**What the task asks**:
Output every record below exactly as it appears.

Dataset entries

# # # #

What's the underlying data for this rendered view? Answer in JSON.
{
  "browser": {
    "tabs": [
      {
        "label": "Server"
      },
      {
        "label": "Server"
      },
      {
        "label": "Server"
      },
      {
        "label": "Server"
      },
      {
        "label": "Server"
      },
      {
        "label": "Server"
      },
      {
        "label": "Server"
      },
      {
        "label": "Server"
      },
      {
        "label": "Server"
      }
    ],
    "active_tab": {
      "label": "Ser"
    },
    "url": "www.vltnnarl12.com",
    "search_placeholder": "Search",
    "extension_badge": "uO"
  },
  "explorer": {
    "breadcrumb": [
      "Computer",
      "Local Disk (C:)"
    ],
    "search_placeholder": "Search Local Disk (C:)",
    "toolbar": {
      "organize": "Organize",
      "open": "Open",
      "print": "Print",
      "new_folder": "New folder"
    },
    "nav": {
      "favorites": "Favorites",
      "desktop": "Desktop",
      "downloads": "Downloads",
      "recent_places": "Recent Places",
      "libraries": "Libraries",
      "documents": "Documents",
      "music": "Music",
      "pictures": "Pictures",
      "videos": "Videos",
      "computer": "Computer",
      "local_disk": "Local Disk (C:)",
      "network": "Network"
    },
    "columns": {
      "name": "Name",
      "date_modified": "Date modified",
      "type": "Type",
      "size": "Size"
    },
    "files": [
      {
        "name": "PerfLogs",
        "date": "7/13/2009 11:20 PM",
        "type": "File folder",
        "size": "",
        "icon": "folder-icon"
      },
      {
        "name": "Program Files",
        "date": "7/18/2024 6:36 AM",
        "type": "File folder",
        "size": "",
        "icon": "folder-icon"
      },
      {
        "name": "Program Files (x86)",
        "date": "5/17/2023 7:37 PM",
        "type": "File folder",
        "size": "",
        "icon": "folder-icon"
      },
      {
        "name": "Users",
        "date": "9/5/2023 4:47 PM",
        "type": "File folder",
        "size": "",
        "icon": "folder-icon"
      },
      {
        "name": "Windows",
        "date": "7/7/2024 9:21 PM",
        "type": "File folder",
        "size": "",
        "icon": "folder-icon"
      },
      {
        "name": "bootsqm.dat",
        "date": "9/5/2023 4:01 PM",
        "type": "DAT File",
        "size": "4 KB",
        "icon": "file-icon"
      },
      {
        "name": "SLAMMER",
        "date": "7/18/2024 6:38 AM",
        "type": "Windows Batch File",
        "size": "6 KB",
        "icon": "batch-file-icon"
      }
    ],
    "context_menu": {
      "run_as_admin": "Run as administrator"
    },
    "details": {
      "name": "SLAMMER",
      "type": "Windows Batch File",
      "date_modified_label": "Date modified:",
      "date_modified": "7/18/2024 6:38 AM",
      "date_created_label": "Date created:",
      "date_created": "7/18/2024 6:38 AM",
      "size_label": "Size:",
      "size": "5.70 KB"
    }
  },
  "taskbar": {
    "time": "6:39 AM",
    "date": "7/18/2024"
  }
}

# # # #

**Exercise response**:
What's the underlying data for this rendered view? Answer in JSON.
{
  "browser": {
    "tabs": [
      {
        "label": "Server"
      },
      {
        "label": "Server"
      },
      {
        "label": "Server"
      },
      {
        "label": "Server"
      },
      {
        "label": "Server"
      },
      {
        "label": "Server"
      },
      {
        "label": "Server"
      },
      {
        "label": "Server"
      },
      {
        "label": "Server"
      }
    ],
    "active_tab": {
      "label": "Ser"
    },
    "url": "www.vltnnarl12.com",
    "search_placeholder": "Search",
    "extension_badge": "uO"
  },
  "explorer": {
    "breadcrumb": [
      "Computer",
      "Local Disk (C:)"
    ],
    "search_placeholder": "Search Local Disk (C:)",
    "toolbar": {
      "organize": "Organize",
      "open": "Open",
      "print": "Print",
      "new_folder": "New folder"
    },
    "nav": {
      "favorites": "Favorites",
      "desktop": "Desktop",
      "downloads": "Downloads",
      "recent_places": "Recent Places",
      "libraries": "Libraries",
      "documents": "Documents",
      "music": "Music",
      "pictures": "Pictures",
      "videos": "Videos",
      "computer": "Computer",
      "local_disk": "Local Disk (C:)",
      "network": "Network"
    },
    "columns": {
      "name": "Name",
      "date_modified": "Date modified",
      "type": "Type",
      "size": "Size"
    },
    "files": [
      {
        "name": "PerfLogs",
        "date": "7/13/2009 11:20 PM",
        "type": "File folder",
        "size": "",
        "icon": "folder-icon"
      },
      {
        "name": "Program Files",
        "date": "7/18/2024 6:36 AM",
        "type": "File folder",
        "size": "",
        "icon": "folder-icon"
      },
      {
        "name": "Program Files (x86)",
        "date": "5/17/2023 7:37 PM",
        "type": "File folder",
        "size": "",
        "icon": "folder-icon"
      },
      {
        "name": "Users",
        "date": "9/5/2023 4:47 PM",
        "type": "File folder",
        "size": "",
        "icon": "folder-icon"
      },
      {
        "name": "Windows",
        "date": "7/7/2024 9:21 PM",
        "type": "File folder",
        "size": "",
        "icon": "folder-icon"
      },
      {
        "name": "bootsqm.dat",
        "date": "9/5/2023 4:01 PM",
        "type": "DAT File",
        "size": "4 KB",
        "icon": "file-icon"
      },
      {
        "name": "SLAMMER",
        "date": "7/18/2024 6:38 AM",
        "type": "Windows Batch File",
        "size": "6 KB",
        "icon": "batch-file-icon"
      }
    ],
    "context_menu": {
      "run_as_admin": "Run as administrator"
    },
    "details": {
      "name": "SLAMMER",
      "type": "Windows Batch File",
      "date_modified_label": "Date modified:",
      "date_modified": "7/18/2024 6:38 AM",
      "date_created_label": "Date created:",
      "date_created": "7/18/2024 6:38 AM",
      "size_label": "Size:",
      "size": "5.70 KB"
    }
  },
  "taskbar": {
    "time": "6:39 AM",
    "date": "7/18/2024"
  }
}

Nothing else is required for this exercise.